• Task prompt:
The records below must be copied in full; omit the images.

[Dataset items]
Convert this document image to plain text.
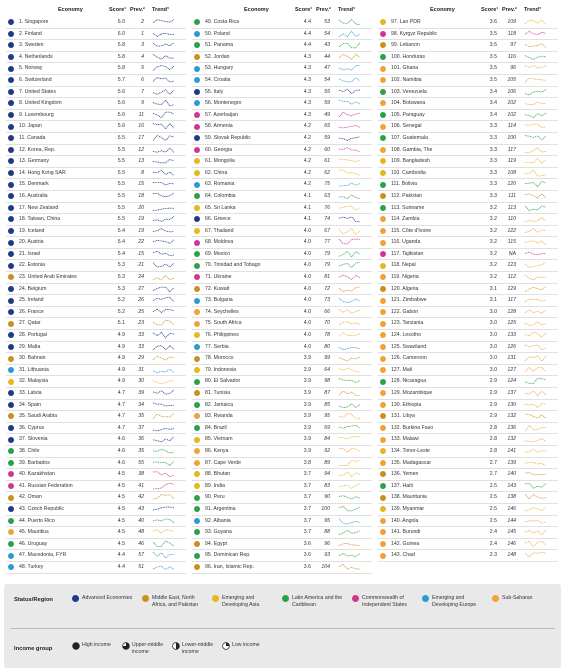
Economy	Score¹ Prev.² Trend³
1. Singapore	6.0	2
2. Finland	6.0	1
3. Sweden	5.8	3
4. Netherlands	5.8	4
5. Norway	5.8	5
6. Switzerland	5.7	6
7. United States	5.6	7
8. United Kingdom	5.6	9
9. Luxembourg	5.6	11
10. Japan	5.6	16
11. Canada	5.5	17
12. Korea, Rep.	5.5	12
13. Germany	5.5	13
14. Hong Kong SAR	5.5	8
15. Denmark	5.5	15
16. Australia	5.5	18
17. New Zealand	5.5	20
18. Taiwan, China	5.5	19
19. Iceland	5.4	19
20. Austria	5.4	22
21. Israel	5.4	15
22. Estonia	5.3	21
23. United Arab Emirates	5.3	24
24. Belgium	5.3	27
25. Ireland	5.2	26
26. France	5.2	25
27. Qatar	5.1	23
28. Portugal	4.9	33
29. Malta	4.9	33
30. Bahrain	4.9	29
31. Lithuania	4.9	31
32. Malaysia	4.9	30
33. Latvia	4.7	39
34. Spain	4.7	34
35. Saudi Arabia	4.7	35
36. Cyprus	4.7	37
37. Slovenia	4.6	36
38. Chile	4.6	35
39. Barbados	4.6	55
40. Kazakhstan	4.5	38
41. Russian Federation	4.5	41
42. Oman	4.5	42
43. Czech Republic	4.5	43
44. Puerto Rico	4.5	40
45. Mauritius	4.5	48
46. Uruguay	4.5	46
47. Macedonia, FYR	4.4	57
48. Turkey	4.4	51
Economy	Score¹ Prev.² Trend³
49. Costa Rica	4.4	53
50. Poland	4.4	54
51. Panama	4.4	43
52. Jordan	4.3	44
53. Hungary	4.3	47
54. Croatia	4.3	54
55. Italy	4.3	55
56. Montenegro	4.3	59
57. Azerbaijan	4.3	49
58. Armenia	4.2	65
59. Slovak Republic	4.2	59
60. Georgia	4.2	60
61. Mongolia	4.2	61
62. China	4.2	62
63. Romania	4.2	75
64. Colombia	4.1	63
65. Sri Lanka	4.1	76
66. Greece	4.1	74
67. Thailand	4.0	67
68. Moldova	4.0	77
69. Mexico	4.0	79
70. Trinidad and Tobago	4.0	79
71. Ukraine	4.0	81
72. Kuwait	4.0	72
73. Bulgaria	4.0	73
74. Seychelles	4.0	66
75. South Africa	4.0	70
76. Philippines	4.0	78
77. Serbia	4.0	80
78. Morocco	3.9	99
79. Indonesia	3.9	64
80. El Salvador	3.9	98
81. Tunisia	3.9	87
82. Jamaica	3.9	85
83. Rwanda	3.9	95
84. Brazil	3.9	69
85. Vietnam	3.9	84
86. Kenya	3.9	92
87. Cape Verde	3.8	89
88. Bhutan	3.7	94
89. India	3.7	83
90. Peru	3.7	90
91. Argentina	3.7	100
92. Albania	3.7	95
93. Guyana	3.7	88
94. Egypt	3.6	96
95. Dominican Rep.	3.6	93
96. Iran, Islamic Rep.	3.6	104
Economy	Score¹ Prev.² Trend³
97. Lao PDR	3.6	109
98. Kyrgyz Republic	3.5	118
99. Lebanon	3.5	97
100. Honduras	3.5	116
101. Ghana	3.5	96
102. Namibia	3.5	105
103. Venezuela	3.4	106
104. Botswana	3.4	102
105. Paraguay	3.4	102
106. Senegal	3.3	114
107. Guatemala	3.3	100
108. Gambia, The	3.3	117
109. Bangladesh	3.3	119
110. Cambodia	3.3	108
111. Bolivia	3.3	120
112. Pakistan	3.3	111
113. Suriname	3.2	113
114. Zambia	3.2	110
115. Côte d'Ivoire	3.2	122
116. Uganda	3.2	115
117. Tajikistan	3.2	NA
118. Nepal	3.2	123
119. Nigeria	3.2	112
120. Algeria	3.1	129
121. Zimbabwe	3.1	117
122. Gabon	3.0	128
123. Tanzania	3.0	125
124. Lesotho	3.0	133
125. Swaziland	3.0	126
126. Cameroon	3.0	131
127. Mali	3.0	127
128. Nicaragua	2.9	124
129. Mozambique	2.9	137
130. Ethiopia	2.9	130
131. Libya	2.9	132
132. Burkina Faso	2.8	136
133. Malawi	2.8	132
134. Timor-Leste	2.8	141
135. Madagascar	2.7	139
136. Yemen	2.7	140
137. Haiti	2.5	143
138. Mauritania	2.5	138
139. Myanmar	2.5	146
140. Angola	2.5	144
141. Burundi	2.4	145
142. Guinea	2.4	146
143. Chad	2.3	148
Status/Region	Advanced Economies	Middle East, North Africa, and Pakistan
Emerging and Developing Asia
Latin America and the Caribbean
Commonwealth of Independent States
Emerging and Developing Europe
Sub-Saharan
Income group
High income	Upper-middle income
Lower-middle income
Low income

• Expected output:
Convert this document image to plain text.
Economy	Score¹ Prev.² Trend³
1. Singapore	6.0	2
2. Finland	6.0	1
3. Sweden	5.8	3
4. Netherlands	5.8	4
5. Norway	5.8	5
6. Switzerland	5.7	6
7. United States	5.6	7
8. United Kingdom	5.6	9
9. Luxembourg	5.6	11
10. Japan	5.6	16
11. Canada	5.5	17
12. Korea, Rep.	5.5	12
13. Germany	5.5	13
14. Hong Kong SAR	5.5	8
15. Denmark	5.5	15
16. Australia	5.5	18
17. New Zealand	5.5	20
18. Taiwan, China	5.5	19
19. Iceland	5.4	19
20. Austria	5.4	22
21. Israel	5.4	15
22. Estonia	5.3	21
23. United Arab Emirates	5.3	24
24. Belgium	5.3	27
25. Ireland	5.2	26
26. France	5.2	25
27. Qatar	5.1	23
28. Portugal	4.9	33
29. Malta	4.9	33
30. Bahrain	4.9	29
31. Lithuania	4.9	31
32. Malaysia	4.9	30
33. Latvia	4.7	39
34. Spain	4.7	34
35. Saudi Arabia	4.7	35
36. Cyprus	4.7	37
37. Slovenia	4.6	36
38. Chile	4.6	35
39. Barbados	4.6	55
40. Kazakhstan	4.5	38
41. Russian Federation	4.5	41
42. Oman	4.5	42
43. Czech Republic	4.5	43
44. Puerto Rico	4.5	40
45. Mauritius	4.5	48
46. Uruguay	4.5	46
47. Macedonia, FYR	4.4	57
48. Turkey	4.4	51
Economy	Score¹ Prev.² Trend³
49. Costa Rica	4.4	53
50. Poland	4.4	54
51. Panama	4.4	43
52. Jordan	4.3	44
53. Hungary	4.3	47
54. Croatia	4.3	54
55. Italy	4.3	55
56. Montenegro	4.3	59
57. Azerbaijan	4.3	49
58. Armenia	4.2	65
59. Slovak Republic	4.2	59
60. Georgia	4.2	60
61. Mongolia	4.2	61
62. China	4.2	62
63. Romania	4.2	75
64. Colombia	4.1	63
65. Sri Lanka	4.1	76
66. Greece	4.1	74
67. Thailand	4.0	67
68. Moldova	4.0	77
69. Mexico	4.0	79
70. Trinidad and Tobago	4.0	79
71. Ukraine	4.0	81
72. Kuwait	4.0	72
73. Bulgaria	4.0	73
74. Seychelles	4.0	66
75. South Africa	4.0	70
76. Philippines	4.0	78
77. Serbia	4.0	80
78. Morocco	3.9	99
79. Indonesia	3.9	64
80. El Salvador	3.9	98
81. Tunisia	3.9	87
82. Jamaica	3.9	85
83. Rwanda	3.9	95
84. Brazil	3.9	69
85. Vietnam	3.9	84
86. Kenya	3.9	92
87. Cape Verde	3.8	89
88. Bhutan	3.7	94
89. India	3.7	83
90. Peru	3.7	90
91. Argentina	3.7	100
92. Albania	3.7	95
93. Guyana	3.7	88
94. Egypt	3.6	96
95. Dominican Rep.	3.6	93
96. Iran, Islamic Rep.	3.6	104
Economy	Score¹ Prev.² Trend³
97. Lao PDR	3.6	109
98. Kyrgyz Republic	3.5	118
99. Lebanon	3.5	97
100. Honduras	3.5	116
101. Ghana	3.5	96
102. Namibia	3.5	105
103. Venezuela	3.4	106
104. Botswana	3.4	102
105. Paraguay	3.4	102
106. Senegal	3.3	114
107. Guatemala	3.3	100
108. Gambia, The	3.3	117
109. Bangladesh	3.3	119
110. Cambodia	3.3	108
111. Bolivia	3.3	120
112. Pakistan	3.3	111
113. Suriname	3.2	113
114. Zambia	3.2	110
115. Côte d'Ivoire	3.2	122
116. Uganda	3.2	115
117. Tajikistan	3.2	NA
118. Nepal	3.2	123
119. Nigeria	3.2	112
120. Algeria	3.1	129
121. Zimbabwe	3.1	117
122. Gabon	3.0	128
123. Tanzania	3.0	125
124. Lesotho	3.0	133
125. Swaziland	3.0	126
126. Cameroon	3.0	131
127. Mali	3.0	127
128. Nicaragua	2.9	124
129. Mozambique	2.9	137
130. Ethiopia	2.9	130
131. Libya	2.9	132
132. Burkina Faso	2.8	136
133. Malawi	2.8	132
134. Timor-Leste	2.8	141
135. Madagascar	2.7	139
136. Yemen	2.7	140
137. Haiti	2.5	143
138. Mauritania	2.5	138
139. Myanmar	2.5	146
140. Angola	2.5	144
141. Burundi	2.4	145
142. Guinea	2.4	146
143. Chad	2.3	148
Status/Region	Advanced Economies	Middle East, North Africa, and Pakistan
Emerging and Developing Asia
Latin America and the Caribbean
Commonwealth of Independent States
Emerging and Developing Europe
Sub-Saharan
Income group
High income	Upper-middle income
Lower-middle income
Low income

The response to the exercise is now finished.